Reproduce every entry exactly.

Collected data:
+--
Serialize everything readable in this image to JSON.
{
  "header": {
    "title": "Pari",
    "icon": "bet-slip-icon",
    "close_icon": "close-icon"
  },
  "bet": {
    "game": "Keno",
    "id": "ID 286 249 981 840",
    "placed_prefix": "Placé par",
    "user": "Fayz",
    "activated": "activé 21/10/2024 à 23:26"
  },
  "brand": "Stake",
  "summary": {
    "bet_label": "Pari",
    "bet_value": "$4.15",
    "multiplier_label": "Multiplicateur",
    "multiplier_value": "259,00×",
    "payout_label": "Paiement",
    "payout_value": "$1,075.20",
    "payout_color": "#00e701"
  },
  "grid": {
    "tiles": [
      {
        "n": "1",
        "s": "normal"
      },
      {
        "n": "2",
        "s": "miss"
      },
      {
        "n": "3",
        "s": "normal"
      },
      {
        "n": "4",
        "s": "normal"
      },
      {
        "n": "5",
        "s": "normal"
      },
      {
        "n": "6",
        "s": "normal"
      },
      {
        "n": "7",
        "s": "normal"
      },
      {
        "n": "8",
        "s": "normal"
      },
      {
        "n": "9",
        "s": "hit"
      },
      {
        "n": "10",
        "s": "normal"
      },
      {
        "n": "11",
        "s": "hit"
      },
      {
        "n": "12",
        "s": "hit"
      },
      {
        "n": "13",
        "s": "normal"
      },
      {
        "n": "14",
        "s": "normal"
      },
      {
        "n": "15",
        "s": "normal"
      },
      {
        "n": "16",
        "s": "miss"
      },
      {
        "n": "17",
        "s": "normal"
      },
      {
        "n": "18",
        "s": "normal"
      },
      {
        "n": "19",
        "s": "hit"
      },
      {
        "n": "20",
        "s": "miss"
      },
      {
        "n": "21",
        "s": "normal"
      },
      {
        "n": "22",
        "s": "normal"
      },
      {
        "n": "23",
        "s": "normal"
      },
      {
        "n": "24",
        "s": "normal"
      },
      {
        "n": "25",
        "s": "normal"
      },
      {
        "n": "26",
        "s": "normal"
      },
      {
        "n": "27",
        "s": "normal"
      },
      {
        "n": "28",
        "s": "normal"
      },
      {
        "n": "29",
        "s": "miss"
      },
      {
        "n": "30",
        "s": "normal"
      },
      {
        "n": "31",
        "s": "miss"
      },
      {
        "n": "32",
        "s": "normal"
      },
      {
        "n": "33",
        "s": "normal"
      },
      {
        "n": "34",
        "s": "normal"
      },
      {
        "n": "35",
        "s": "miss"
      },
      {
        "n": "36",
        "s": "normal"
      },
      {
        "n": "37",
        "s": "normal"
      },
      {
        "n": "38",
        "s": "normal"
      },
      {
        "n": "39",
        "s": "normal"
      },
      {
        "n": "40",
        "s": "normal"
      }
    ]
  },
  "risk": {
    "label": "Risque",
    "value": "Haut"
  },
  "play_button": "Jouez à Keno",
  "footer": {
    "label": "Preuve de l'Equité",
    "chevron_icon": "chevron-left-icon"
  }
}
+--
* **Response to this task**
Serialize everything readable in this image to JSON.
{
  "header": {
    "title": "Pari",
    "icon": "bet-slip-icon",
    "close_icon": "close-icon"
  },
  "bet": {
    "game": "Keno",
    "id": "ID 286 249 981 840",
    "placed_prefix": "Placé par",
    "user": "Fayz",
    "activated": "activé 21/10/2024 à 23:26"
  },
  "brand": "Stake",
  "summary": {
    "bet_label": "Pari",
    "bet_value": "$4.15",
    "multiplier_label": "Multiplicateur",
    "multiplier_value": "259,00×",
    "payout_label": "Paiement",
    "payout_value": "$1,075.20",
    "payout_color": "#00e701"
  },
  "grid": {
    "tiles": [
      {
        "n": "1",
        "s": "normal"
      },
      {
        "n": "2",
        "s": "miss"
      },
      {
        "n": "3",
        "s": "normal"
      },
      {
        "n": "4",
        "s": "normal"
      },
      {
        "n": "5",
        "s": "normal"
      },
      {
        "n": "6",
        "s": "normal"
      },
      {
        "n": "7",
        "s": "normal"
      },
      {
        "n": "8",
        "s": "normal"
      },
      {
        "n": "9",
        "s": "hit"
      },
      {
        "n": "10",
        "s": "normal"
      },
      {
        "n": "11",
        "s": "hit"
      },
      {
        "n": "12",
        "s": "hit"
      },
      {
        "n": "13",
        "s": "normal"
      },
      {
        "n": "14",
        "s": "normal"
      },
      {
        "n": "15",
        "s": "normal"
      },
      {
        "n": "16",
        "s": "miss"
      },
      {
        "n": "17",
        "s": "normal"
      },
      {
        "n": "18",
        "s": "normal"
      },
      {
        "n": "19",
        "s": "hit"
      },
      {
        "n": "20",
        "s": "miss"
      },
      {
        "n": "21",
        "s": "normal"
      },
      {
        "n": "22",
        "s": "normal"
      },
      {
        "n": "23",
        "s": "normal"
      },
      {
        "n": "24",
        "s": "normal"
      },
      {
        "n": "25",
        "s": "normal"
      },
      {
        "n": "26",
        "s": "normal"
      },
      {
        "n": "27",
        "s": "normal"
      },
      {
        "n": "28",
        "s": "normal"
      },
      {
        "n": "29",
        "s": "miss"
      },
      {
        "n": "30",
        "s": "normal"
      },
      {
        "n": "31",
        "s": "miss"
      },
      {
        "n": "32",
        "s": "normal"
      },
      {
        "n": "33",
        "s": "normal"
      },
      {
        "n": "34",
        "s": "normal"
      },
      {
        "n": "35",
        "s": "miss"
      },
      {
        "n": "36",
        "s": "normal"
      },
      {
        "n": "37",
        "s": "normal"
      },
      {
        "n": "38",
        "s": "normal"
      },
      {
        "n": "39",
        "s": "normal"
      },
      {
        "n": "40",
        "s": "normal"
      }
    ]
  },
  "risk": {
    "label": "Risque",
    "value": "Haut"
  },
  "play_button": "Jouez à Keno",
  "footer": {
    "label": "Preuve de l'Equité",
    "chevron_icon": "chevron-left-icon"
  }
}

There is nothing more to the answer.